**Goal:** Reproduce every line of the material below, but drop the pictures.

**Record excerpts:**

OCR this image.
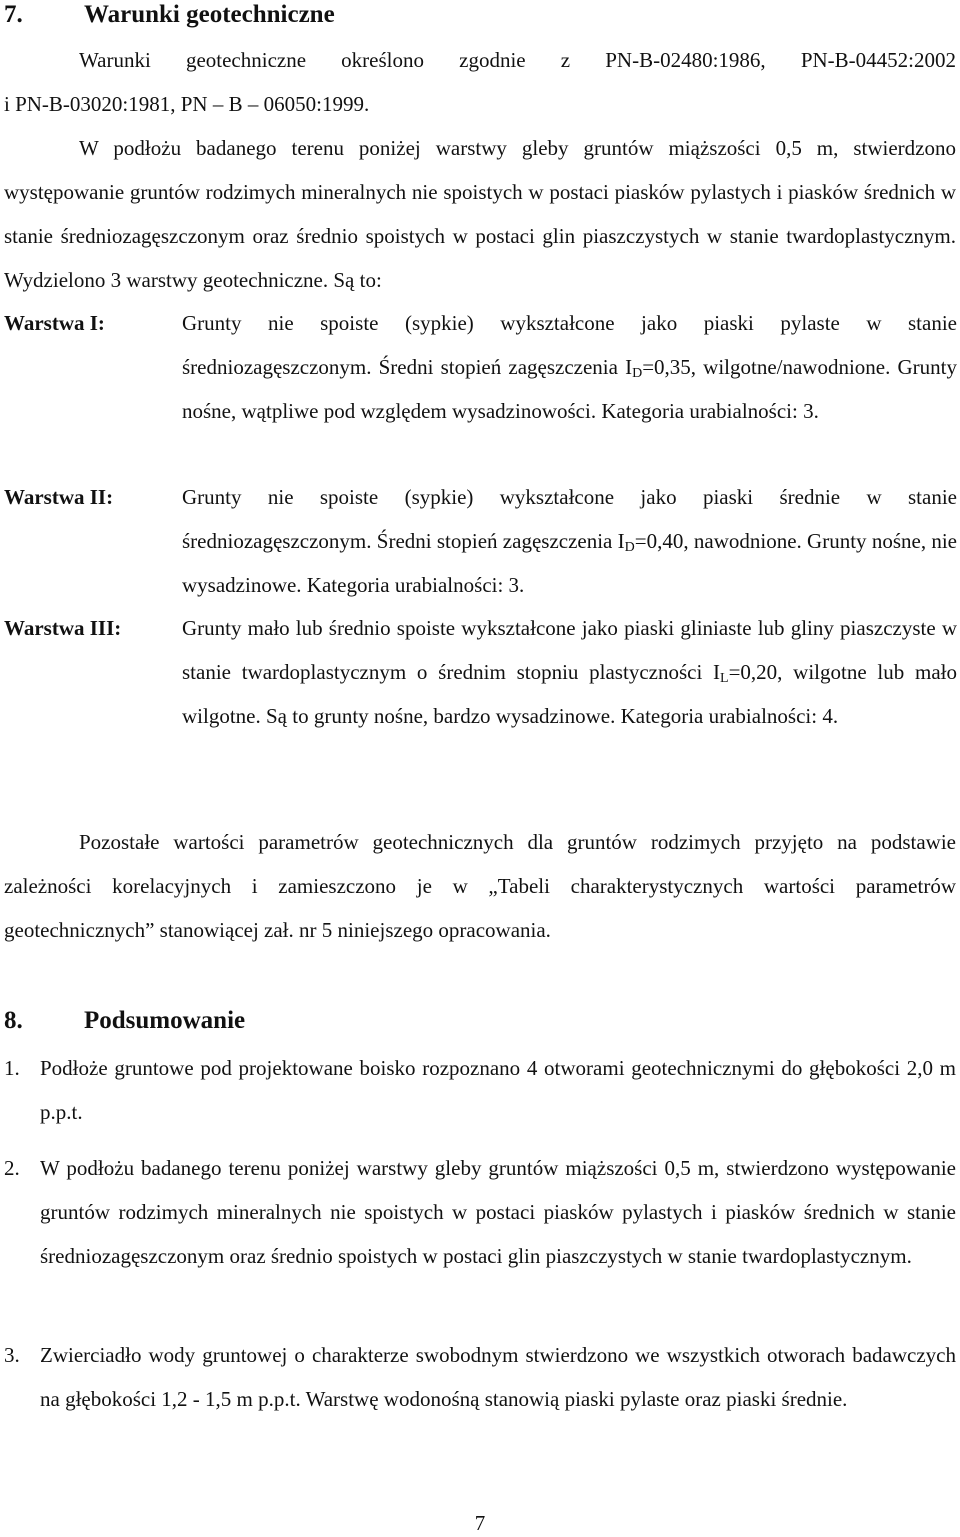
7. Warunki geotechniczne

Warunki geotechniczne określono zgodnie z PN-B-02480:1986, PN-B-04452:2002

i PN-B-03020:1981, PN – B – 06050:1999.

W podłożu badanego terenu poniżej warstwy gleby gruntów miąższości 0,5 m, stwierdzono występowanie gruntów rodzimych mineralnych nie spoistych w postaci piasków pylastych i piasków średnich w stanie średniozagęszczonym oraz średnio spoistych w postaci glin piaszczystych w stanie twardoplastycznym. Wydzielono 3 warstwy geotechniczne. Są to:

Warstwa I:	Grunty nie spoiste (sypkie) wykształcone jako piaski pylaste w stanie średniozagęszczonym. Średni stopień zagęszczenia $I_D=0,35$, wilgotne/nawodnione. Grunty nośne, wątpliwe pod względem wysadzinowości. Kategoria urabialności: 3.

Warstwa II:	Grunty nie spoiste (sypkie) wykształcone jako piaski średnie w stanie średniozagęszczonym. Średni stopień zagęszczenia $I_D=0,40$, nawodnione. Grunty nośne, nie wysadzinowe. Kategoria urabialności: 3.

Warstwa III:	Grunty mało lub średnio spoiste wykształcone jako piaski gliniaste lub gliny piaszczyste w stanie twardoplastycznym o średnim stopniu plastyczności $I_L=0,20$, wilgotne lub mało wilgotne. Są to grunty nośne, bardzo wysadzinowe. Kategoria urabialności: 4.

Pozostałe wartości parametrów geotechnicznych dla gruntów rodzimych przyjęto na podstawie zależności korelacyjnych i zamieszczono je w „Tabeli charakterystycznych wartości parametrów geotechnicznych” stanowiącej zał. nr 5 niniejszego opracowania.

8. Podsumowanie

1. Podłoże gruntowe pod projektowane boisko rozpoznano 4 otworami geotechnicznymi do głębokości 2,0 m p.p.t.

2. W podłożu badanego terenu poniżej warstwy gleby gruntów miąższości 0,5 m, stwierdzono występowanie gruntów rodzimych mineralnych nie spoistych w postaci piasków pylastych i piasków średnich w stanie średniozagęszczonym oraz średnio spoistych w postaci glin piaszczystych w stanie twardoplastycznym.

3. Zwierciadło wody gruntowej o charakterze swobodnym stwierdzono we wszystkich otworach badawczych na głębokości 1,2 - 1,5 m p.p.t. Warstwę wodonośną stanowią piaski pylaste oraz piaski średnie.

7
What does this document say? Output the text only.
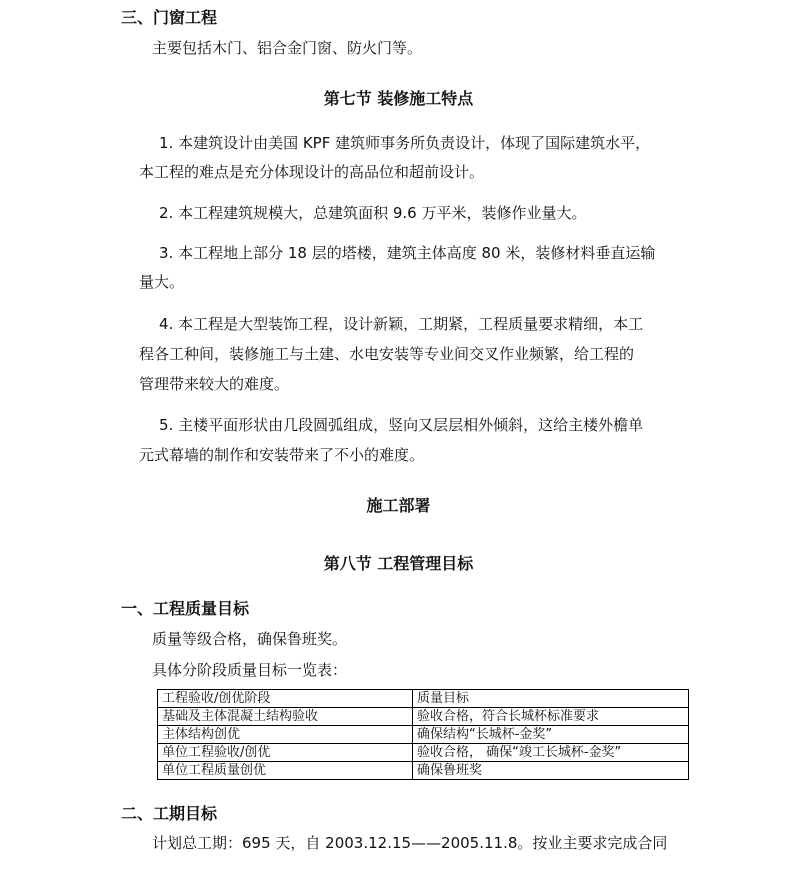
三、门窗工程
主要包括木门、铝合金门窗、防火门等。
第七节 装修施工特点
1. 本建筑设计由美国 KPF 建筑师事务所负责设计，体现了国际建筑水平，
本工程的难点是充分体现设计的高品位和超前设计。
2. 本工程建筑规模大，总建筑面积 9.6 万平米，装修作业量大。
3. 本工程地上部分 18 层的塔楼，建筑主体高度 80 米，装修材料垂直运输
量大。
4. 本工程是大型装饰工程，设计新颖，工期紧，工程质量要求精细，本工
程各工种间，装修施工与土建、水电安装等专业间交叉作业频繁，给工程的
管理带来较大的难度。
5. 主楼平面形状由几段圆弧组成，竖向又层层相外倾斜，这给主楼外檐单
元式幕墙的制作和安装带来了不小的难度。
施工部署
第八节 工程管理目标
一、工程质量目标
质量等级合格，确保鲁班奖。
具体分阶段质量目标一览表：
工程验收/创优阶段	质量目标
基础及主体混凝土结构验收	验收合格，符合长城杯标准要求
主体结构创优	确保结构“长城杯-金奖”
单位工程验收/创优	验收合格， 确保“竣工长城杯-金奖”
单位工程质量创优	确保鲁班奖
二、工期目标
计划总工期：695 天，自 2003.12.15——2005.11.8。按业主要求完成合同
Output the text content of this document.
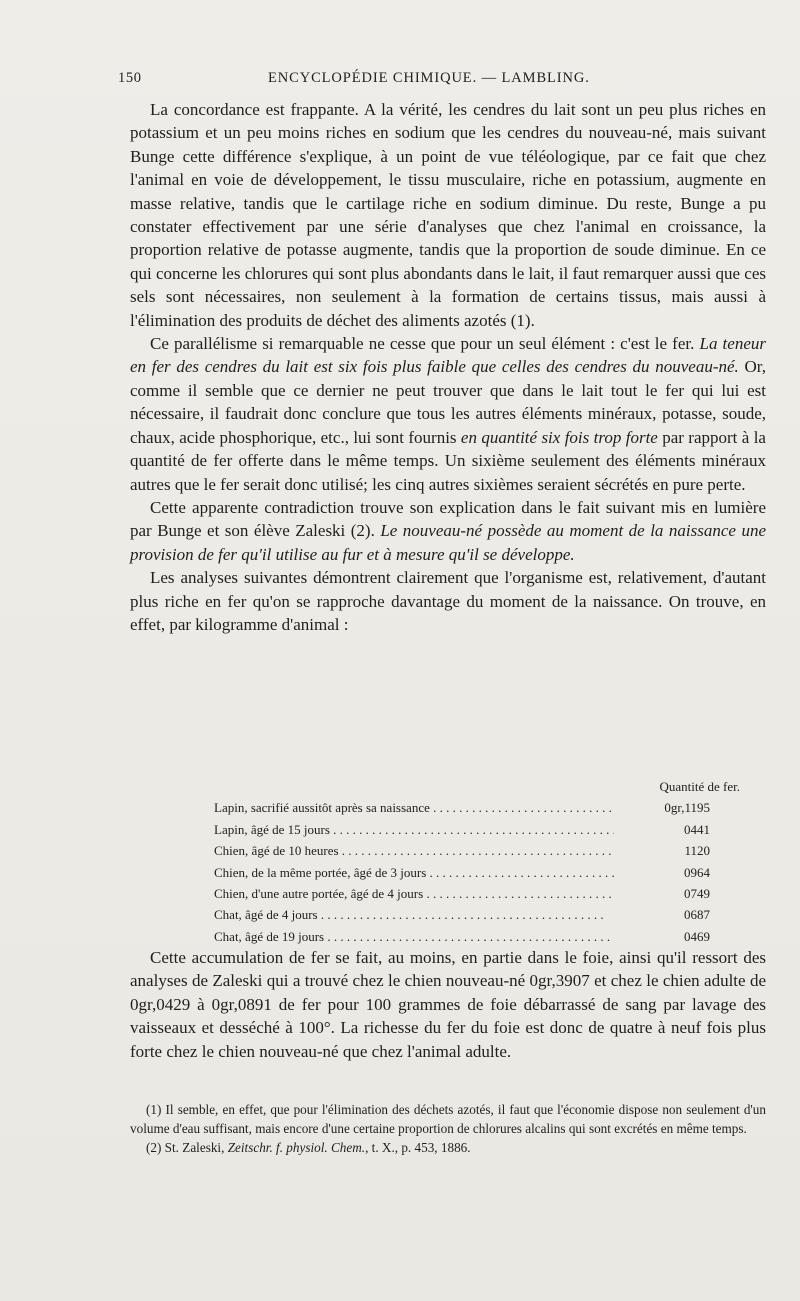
150	ENCYCLOPÉDIE CHIMIQUE. — LAMBLING.

La concordance est frappante. A la vérité, les cendres du lait sont un peu plus riches en potassium et un peu moins riches en sodium que les cendres du nouveau-né, mais suivant Bunge cette différence s'explique, à un point de vue téléologique, par ce fait que chez l'animal en voie de développement, le tissu musculaire, riche en potassium, augmente en masse relative, tandis que le cartilage riche en sodium diminue. Du reste, Bunge a pu constater effectivement par une série d'analyses que chez l'animal en croissance, la proportion relative de potasse augmente, tandis que la proportion de soude diminue. En ce qui concerne les chlorures qui sont plus abondants dans le lait, il faut remarquer aussi que ces sels sont nécessaires, non seulement à la formation de certains tissus, mais aussi à l'élimination des produits de déchet des aliments azotés (1).

Ce parallélisme si remarquable ne cesse que pour un seul élément : c'est le fer. La teneur en fer des cendres du lait est six fois plus faible que celles des cendres du nouveau-né. Or, comme il semble que ce dernier ne peut trouver que dans le lait tout le fer qui lui est nécessaire, il faudrait donc conclure que tous les autres éléments minéraux, potasse, soude, chaux, acide phosphorique, etc., lui sont fournis en quantité six fois trop forte par rapport à la quantité de fer offerte dans le même temps. Un sixième seulement des éléments minéraux autres que le fer serait donc utilisé; les cinq autres sixièmes seraient sécrétés en pure perte.

Cette apparente contradiction trouve son explication dans le fait suivant mis en lumière par Bunge et son élève Zaleski (2). Le nouveau-né possède au moment de la naissance une provision de fer qu'il utilise au fur et à mesure qu'il se développe.

Les analyses suivantes démontrent clairement que l'organisme est, relativement, d'autant plus riche en fer qu'on se rapproche davantage du moment de la naissance. On trouve, en effet, par kilogramme d'animal :

Quantité de fer.
Lapin, sacrifié aussitôt après sa naissance . . .	0gr,1195
Lapin, âgé de 15 jours . . .	0441
Chien, âgé de 10 heures . . .	1120
Chien, de la même portée, âgé de 3 jours . . .	0964
Chien, d'une autre portée, âgé de 4 jours . . .	0749
Chat, âgé de 4 jours . . .	0687
Chat, âgé de 19 jours . . .	0469

Cette accumulation de fer se fait, au moins, en partie dans le foie, ainsi qu'il ressort des analyses de Zaleski qui a trouvé chez le chien nouveau-né 0gr,3907 et chez le chien adulte de 0gr,0429 à 0gr,0891 de fer pour 100 grammes de foie débarrassé de sang par lavage des vaisseaux et desséché à 100°. La richesse du fer du foie est donc de quatre à neuf fois plus forte chez le chien nouveau-né que chez l'animal adulte.

(1) Il semble, en effet, que pour l'élimination des déchets azotés, il faut que l'économie dispose non seulement d'un volume d'eau suffisant, mais encore d'une certaine proportion de chlorures alcalins qui sont excrétés en même temps.

(2) St. Zaleski, Zeitschr. f. physiol. Chem., t. X., p. 453, 1886.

**Result of this exercise:**
OCR this image.
7. Warunki geotechniczne

Warunki geotechniczne określono zgodnie z PN-B-02480:1986, PN-B-04452:2002

i PN-B-03020:1981, PN – B – 06050:1999.

W podłożu badanego terenu poniżej warstwy gleby gruntów miąższości 0,5 m, stwierdzono występowanie gruntów rodzimych mineralnych nie spoistych w postaci piasków pylastych i piasków średnich w stanie średniozagęszczonym oraz średnio spoistych w postaci glin piaszczystych w stanie twardoplastycznym. Wydzielono 3 warstwy geotechniczne. Są to:

Warstwa I:	Grunty nie spoiste (sypkie) wykształcone jako piaski pylaste w stanie średniozagęszczonym. Średni stopień zagęszczenia $I_D=0,35$, wilgotne/nawodnione. Grunty nośne, wątpliwe pod względem wysadzinowości. Kategoria urabialności: 3.

Warstwa II:	Grunty nie spoiste (sypkie) wykształcone jako piaski średnie w stanie średniozagęszczonym. Średni stopień zagęszczenia $I_D=0,40$, nawodnione. Grunty nośne, nie wysadzinowe. Kategoria urabialności: 3.

Warstwa III:	Grunty mało lub średnio spoiste wykształcone jako piaski gliniaste lub gliny piaszczyste w stanie twardoplastycznym o średnim stopniu plastyczności $I_L=0,20$, wilgotne lub mało wilgotne. Są to grunty nośne, bardzo wysadzinowe. Kategoria urabialności: 4.

Pozostałe wartości parametrów geotechnicznych dla gruntów rodzimych przyjęto na podstawie zależności korelacyjnych i zamieszczono je w „Tabeli charakterystycznych wartości parametrów geotechnicznych” stanowiącej zał. nr 5 niniejszego opracowania.

8. Podsumowanie

1. Podłoże gruntowe pod projektowane boisko rozpoznano 4 otworami geotechnicznymi do głębokości 2,0 m p.p.t.

2. W podłożu badanego terenu poniżej warstwy gleby gruntów miąższości 0,5 m, stwierdzono występowanie gruntów rodzimych mineralnych nie spoistych w postaci piasków pylastych i piasków średnich w stanie średniozagęszczonym oraz średnio spoistych w postaci glin piaszczystych w stanie twardoplastycznym.

3. Zwierciadło wody gruntowej o charakterze swobodnym stwierdzono we wszystkich otworach badawczych na głębokości 1,2 - 1,5 m p.p.t. Warstwę wodonośną stanowią piaski pylaste oraz piaski średnie.

7
What does this document say? Output the text only.
三、门窗工程
主要包括木门、铝合金门窗、防火门等。
第七节 装修施工特点
1. 本建筑设计由美国 KPF 建筑师事务所负责设计，体现了国际建筑水平，
本工程的难点是充分体现设计的高品位和超前设计。
2. 本工程建筑规模大，总建筑面积 9.6 万平米，装修作业量大。
3. 本工程地上部分 18 层的塔楼，建筑主体高度 80 米，装修材料垂直运输
量大。
4. 本工程是大型装饰工程，设计新颖，工期紧，工程质量要求精细，本工
程各工种间，装修施工与土建、水电安装等专业间交叉作业频繁，给工程的
管理带来较大的难度。
5. 主楼平面形状由几段圆弧组成，竖向又层层相外倾斜，这给主楼外檐单
元式幕墙的制作和安装带来了不小的难度。
施工部署
第八节 工程管理目标
一、工程质量目标
质量等级合格，确保鲁班奖。
具体分阶段质量目标一览表：
工程验收/创优阶段	质量目标
基础及主体混凝土结构验收	验收合格，符合长城杯标准要求
主体结构创优	确保结构“长城杯-金奖”
单位工程验收/创优	验收合格， 确保“竣工长城杯-金奖”
单位工程质量创优	确保鲁班奖
二、工期目标
计划总工期：695 天，自 2003.12.15——2005.11.8。按业主要求完成合同
Output the text content of this document.
150	ENCYCLOPÉDIE CHIMIQUE. — LAMBLING.

La concordance est frappante. A la vérité, les cendres du lait sont un peu plus riches en potassium et un peu moins riches en sodium que les cendres du nouveau-né, mais suivant Bunge cette différence s'explique, à un point de vue téléologique, par ce fait que chez l'animal en voie de développement, le tissu musculaire, riche en potassium, augmente en masse relative, tandis que le cartilage riche en sodium diminue. Du reste, Bunge a pu constater effectivement par une série d'analyses que chez l'animal en croissance, la proportion relative de potasse augmente, tandis que la proportion de soude diminue. En ce qui concerne les chlorures qui sont plus abondants dans le lait, il faut remarquer aussi que ces sels sont nécessaires, non seulement à la formation de certains tissus, mais aussi à l'élimination des produits de déchet des aliments azotés (1).

Ce parallélisme si remarquable ne cesse que pour un seul élément : c'est le fer. La teneur en fer des cendres du lait est six fois plus faible que celles des cendres du nouveau-né. Or, comme il semble que ce dernier ne peut trouver que dans le lait tout le fer qui lui est nécessaire, il faudrait donc conclure que tous les autres éléments minéraux, potasse, soude, chaux, acide phosphorique, etc., lui sont fournis en quantité six fois trop forte par rapport à la quantité de fer offerte dans le même temps. Un sixième seulement des éléments minéraux autres que le fer serait donc utilisé; les cinq autres sixièmes seraient sécrétés en pure perte.

Cette apparente contradiction trouve son explication dans le fait suivant mis en lumière par Bunge et son élève Zaleski (2). Le nouveau-né possède au moment de la naissance une provision de fer qu'il utilise au fur et à mesure qu'il se développe.

Les analyses suivantes démontrent clairement que l'organisme est, relativement, d'autant plus riche en fer qu'on se rapproche davantage du moment de la naissance. On trouve, en effet, par kilogramme d'animal :

Quantité de fer.
Lapin, sacrifié aussitôt après sa naissance . . .	0gr,1195
Lapin, âgé de 15 jours . . .	0441
Chien, âgé de 10 heures . . .	1120
Chien, de la même portée, âgé de 3 jours . . .	0964
Chien, d'une autre portée, âgé de 4 jours . . .	0749
Chat, âgé de 4 jours . . .	0687
Chat, âgé de 19 jours . . .	0469

Cette accumulation de fer se fait, au moins, en partie dans le foie, ainsi qu'il ressort des analyses de Zaleski qui a trouvé chez le chien nouveau-né 0gr,3907 et chez le chien adulte de 0gr,0429 à 0gr,0891 de fer pour 100 grammes de foie débarrassé de sang par lavage des vaisseaux et desséché à 100°. La richesse du fer du foie est donc de quatre à neuf fois plus forte chez le chien nouveau-né que chez l'animal adulte.

(1) Il semble, en effet, que pour l'élimination des déchets azotés, il faut que l'économie dispose non seulement d'un volume d'eau suffisant, mais encore d'une certaine proportion de chlorures alcalins qui sont excrétés en même temps.

(2) St. Zaleski, Zeitschr. f. physiol. Chem., t. X., p. 453, 1886.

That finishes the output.